*BRIEF*
Reproduce the items below character for character, starting at their first line and ending with the line that contains "163, 344, 173]", including that line.

* BEGIN AVAILABLE RECORDS *

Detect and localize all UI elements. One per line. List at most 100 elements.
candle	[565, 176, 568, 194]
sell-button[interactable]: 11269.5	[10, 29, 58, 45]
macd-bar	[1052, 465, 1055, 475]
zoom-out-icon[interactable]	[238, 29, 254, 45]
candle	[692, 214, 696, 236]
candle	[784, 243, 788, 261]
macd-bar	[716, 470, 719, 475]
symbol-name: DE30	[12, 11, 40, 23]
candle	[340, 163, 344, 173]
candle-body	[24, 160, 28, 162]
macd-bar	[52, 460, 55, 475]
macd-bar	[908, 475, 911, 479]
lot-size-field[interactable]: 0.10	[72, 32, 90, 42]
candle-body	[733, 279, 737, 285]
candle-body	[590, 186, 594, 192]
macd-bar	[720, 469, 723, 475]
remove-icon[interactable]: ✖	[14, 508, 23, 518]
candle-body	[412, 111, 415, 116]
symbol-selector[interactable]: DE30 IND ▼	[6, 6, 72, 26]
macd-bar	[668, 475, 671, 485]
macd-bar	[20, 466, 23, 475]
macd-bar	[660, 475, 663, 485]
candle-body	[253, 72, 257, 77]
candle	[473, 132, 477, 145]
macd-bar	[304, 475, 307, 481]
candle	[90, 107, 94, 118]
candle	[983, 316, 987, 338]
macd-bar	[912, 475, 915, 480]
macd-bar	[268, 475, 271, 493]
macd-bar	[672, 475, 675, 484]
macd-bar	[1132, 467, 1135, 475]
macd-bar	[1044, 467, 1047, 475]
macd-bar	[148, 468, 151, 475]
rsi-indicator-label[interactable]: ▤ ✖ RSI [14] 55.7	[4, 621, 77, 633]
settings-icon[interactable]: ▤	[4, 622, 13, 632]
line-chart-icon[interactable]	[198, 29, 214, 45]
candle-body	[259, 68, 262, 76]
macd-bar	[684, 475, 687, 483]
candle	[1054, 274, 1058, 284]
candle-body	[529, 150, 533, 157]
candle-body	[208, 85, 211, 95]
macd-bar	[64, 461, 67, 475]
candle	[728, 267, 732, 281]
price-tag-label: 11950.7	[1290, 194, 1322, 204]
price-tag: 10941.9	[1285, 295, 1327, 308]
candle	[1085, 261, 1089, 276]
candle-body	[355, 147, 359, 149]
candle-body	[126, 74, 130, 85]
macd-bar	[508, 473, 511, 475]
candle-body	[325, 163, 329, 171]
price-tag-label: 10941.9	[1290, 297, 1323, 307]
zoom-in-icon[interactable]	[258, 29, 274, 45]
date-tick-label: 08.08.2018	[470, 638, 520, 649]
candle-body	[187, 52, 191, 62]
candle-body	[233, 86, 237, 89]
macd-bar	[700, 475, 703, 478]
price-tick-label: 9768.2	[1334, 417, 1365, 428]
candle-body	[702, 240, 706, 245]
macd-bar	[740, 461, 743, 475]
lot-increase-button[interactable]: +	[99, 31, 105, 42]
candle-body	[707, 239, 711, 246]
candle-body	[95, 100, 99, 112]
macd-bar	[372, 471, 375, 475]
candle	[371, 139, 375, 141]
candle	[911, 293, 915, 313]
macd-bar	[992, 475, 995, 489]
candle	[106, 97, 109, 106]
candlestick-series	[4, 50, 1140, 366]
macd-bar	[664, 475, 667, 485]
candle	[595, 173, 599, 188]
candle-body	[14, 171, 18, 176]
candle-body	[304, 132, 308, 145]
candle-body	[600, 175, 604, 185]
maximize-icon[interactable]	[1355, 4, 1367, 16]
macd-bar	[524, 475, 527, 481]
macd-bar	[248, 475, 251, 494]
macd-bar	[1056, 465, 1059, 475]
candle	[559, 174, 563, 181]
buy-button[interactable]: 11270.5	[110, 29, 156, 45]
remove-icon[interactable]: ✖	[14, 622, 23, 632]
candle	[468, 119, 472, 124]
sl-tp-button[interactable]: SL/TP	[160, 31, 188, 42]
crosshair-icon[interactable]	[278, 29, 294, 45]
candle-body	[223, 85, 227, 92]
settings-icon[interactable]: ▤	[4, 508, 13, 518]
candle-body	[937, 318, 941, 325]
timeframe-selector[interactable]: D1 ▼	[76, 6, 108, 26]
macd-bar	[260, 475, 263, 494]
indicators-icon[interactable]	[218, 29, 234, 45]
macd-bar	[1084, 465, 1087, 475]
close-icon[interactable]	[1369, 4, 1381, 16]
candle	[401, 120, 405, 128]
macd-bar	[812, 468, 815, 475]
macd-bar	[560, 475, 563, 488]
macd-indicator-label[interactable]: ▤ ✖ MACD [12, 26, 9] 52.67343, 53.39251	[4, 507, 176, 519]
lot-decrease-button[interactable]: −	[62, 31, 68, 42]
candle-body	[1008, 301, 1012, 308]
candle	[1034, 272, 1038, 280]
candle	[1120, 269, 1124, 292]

* END AVAILABLE RECORDS *

*ANSWER FOR THE TASK*
Detect and localize all UI elements. One per line. List at most 100 elements.
candle	[565, 176, 568, 194]
sell-button[interactable]: 11269.5	[10, 29, 58, 45]
macd-bar	[1052, 465, 1055, 475]
zoom-out-icon[interactable]	[238, 29, 254, 45]
candle	[692, 214, 696, 236]
candle	[784, 243, 788, 261]
macd-bar	[716, 470, 719, 475]
symbol-name: DE30	[12, 11, 40, 23]
candle	[340, 163, 344, 173]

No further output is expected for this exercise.